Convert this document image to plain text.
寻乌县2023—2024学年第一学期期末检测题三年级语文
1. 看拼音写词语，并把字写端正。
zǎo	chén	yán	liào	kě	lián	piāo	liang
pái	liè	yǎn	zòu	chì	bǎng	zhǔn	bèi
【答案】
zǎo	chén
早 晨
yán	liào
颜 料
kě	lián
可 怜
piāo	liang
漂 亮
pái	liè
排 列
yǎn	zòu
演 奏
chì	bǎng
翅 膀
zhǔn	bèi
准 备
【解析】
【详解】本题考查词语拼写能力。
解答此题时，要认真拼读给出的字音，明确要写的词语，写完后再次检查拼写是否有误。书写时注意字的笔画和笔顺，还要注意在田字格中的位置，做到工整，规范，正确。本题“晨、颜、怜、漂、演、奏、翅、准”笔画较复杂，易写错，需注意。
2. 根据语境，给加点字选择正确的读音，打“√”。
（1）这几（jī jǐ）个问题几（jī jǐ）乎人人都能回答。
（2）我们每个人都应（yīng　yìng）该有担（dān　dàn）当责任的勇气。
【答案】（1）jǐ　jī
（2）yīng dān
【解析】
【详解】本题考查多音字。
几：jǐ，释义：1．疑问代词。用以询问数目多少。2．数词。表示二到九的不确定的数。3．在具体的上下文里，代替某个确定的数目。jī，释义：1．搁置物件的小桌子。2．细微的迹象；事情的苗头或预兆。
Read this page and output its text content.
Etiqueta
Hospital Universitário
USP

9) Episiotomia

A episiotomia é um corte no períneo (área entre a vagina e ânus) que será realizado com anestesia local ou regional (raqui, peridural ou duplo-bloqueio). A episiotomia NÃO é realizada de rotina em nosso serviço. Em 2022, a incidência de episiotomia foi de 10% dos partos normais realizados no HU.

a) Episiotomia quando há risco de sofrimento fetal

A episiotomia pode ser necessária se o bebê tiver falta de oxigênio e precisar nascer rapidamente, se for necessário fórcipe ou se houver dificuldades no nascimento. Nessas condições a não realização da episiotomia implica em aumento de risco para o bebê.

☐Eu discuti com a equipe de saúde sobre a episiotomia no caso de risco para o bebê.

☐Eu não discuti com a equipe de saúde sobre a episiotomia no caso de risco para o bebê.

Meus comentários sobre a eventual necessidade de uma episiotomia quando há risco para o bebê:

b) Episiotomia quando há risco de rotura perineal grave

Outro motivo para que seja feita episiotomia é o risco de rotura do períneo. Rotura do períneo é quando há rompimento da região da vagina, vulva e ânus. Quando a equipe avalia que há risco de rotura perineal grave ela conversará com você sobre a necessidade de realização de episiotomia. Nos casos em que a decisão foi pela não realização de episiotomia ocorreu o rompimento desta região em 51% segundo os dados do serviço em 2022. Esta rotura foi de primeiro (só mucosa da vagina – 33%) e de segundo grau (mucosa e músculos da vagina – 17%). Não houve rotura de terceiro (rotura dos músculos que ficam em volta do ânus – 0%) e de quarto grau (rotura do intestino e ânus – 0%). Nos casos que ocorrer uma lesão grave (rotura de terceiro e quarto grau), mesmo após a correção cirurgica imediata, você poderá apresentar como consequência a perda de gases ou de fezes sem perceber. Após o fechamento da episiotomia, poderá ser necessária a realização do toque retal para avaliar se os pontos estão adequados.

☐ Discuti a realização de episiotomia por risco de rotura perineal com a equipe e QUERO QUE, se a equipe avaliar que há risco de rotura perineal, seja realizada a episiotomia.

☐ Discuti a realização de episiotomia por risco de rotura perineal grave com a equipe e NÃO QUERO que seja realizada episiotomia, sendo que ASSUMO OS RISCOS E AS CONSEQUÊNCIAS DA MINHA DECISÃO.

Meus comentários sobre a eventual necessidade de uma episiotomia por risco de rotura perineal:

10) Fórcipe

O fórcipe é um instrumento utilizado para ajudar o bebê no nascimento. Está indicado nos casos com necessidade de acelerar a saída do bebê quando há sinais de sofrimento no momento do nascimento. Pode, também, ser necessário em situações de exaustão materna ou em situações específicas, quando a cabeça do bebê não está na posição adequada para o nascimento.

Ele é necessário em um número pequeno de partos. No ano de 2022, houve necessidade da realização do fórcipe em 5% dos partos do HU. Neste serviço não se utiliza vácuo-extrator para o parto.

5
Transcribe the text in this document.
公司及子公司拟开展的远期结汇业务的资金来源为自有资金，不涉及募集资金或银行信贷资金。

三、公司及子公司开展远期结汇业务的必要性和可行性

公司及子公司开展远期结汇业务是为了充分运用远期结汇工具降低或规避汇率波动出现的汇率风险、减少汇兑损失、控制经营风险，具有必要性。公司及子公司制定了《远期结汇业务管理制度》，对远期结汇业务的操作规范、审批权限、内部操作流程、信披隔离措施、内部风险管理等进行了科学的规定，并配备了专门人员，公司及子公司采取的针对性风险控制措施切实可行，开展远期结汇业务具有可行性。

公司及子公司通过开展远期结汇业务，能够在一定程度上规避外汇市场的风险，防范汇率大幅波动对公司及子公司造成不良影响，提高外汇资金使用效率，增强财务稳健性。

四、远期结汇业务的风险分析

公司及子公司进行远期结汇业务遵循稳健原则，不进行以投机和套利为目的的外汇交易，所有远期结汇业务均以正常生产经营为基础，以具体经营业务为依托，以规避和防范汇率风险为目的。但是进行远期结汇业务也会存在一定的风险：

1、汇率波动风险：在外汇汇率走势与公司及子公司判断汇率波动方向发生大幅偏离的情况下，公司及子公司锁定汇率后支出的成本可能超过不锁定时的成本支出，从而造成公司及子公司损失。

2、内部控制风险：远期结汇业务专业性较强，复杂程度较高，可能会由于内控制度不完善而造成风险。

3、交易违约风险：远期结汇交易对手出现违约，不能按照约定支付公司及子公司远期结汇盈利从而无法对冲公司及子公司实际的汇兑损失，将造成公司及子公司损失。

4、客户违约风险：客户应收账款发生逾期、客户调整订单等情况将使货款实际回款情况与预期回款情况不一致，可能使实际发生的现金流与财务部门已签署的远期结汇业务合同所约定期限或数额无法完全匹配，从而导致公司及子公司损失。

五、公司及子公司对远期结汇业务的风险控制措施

------------------------------------

What to work on
Your task is to gather every line with the word "this" and copy it.

Output below
Convert this document image to plain text.
Read this page and output its text content.
Transcribe the text in this document.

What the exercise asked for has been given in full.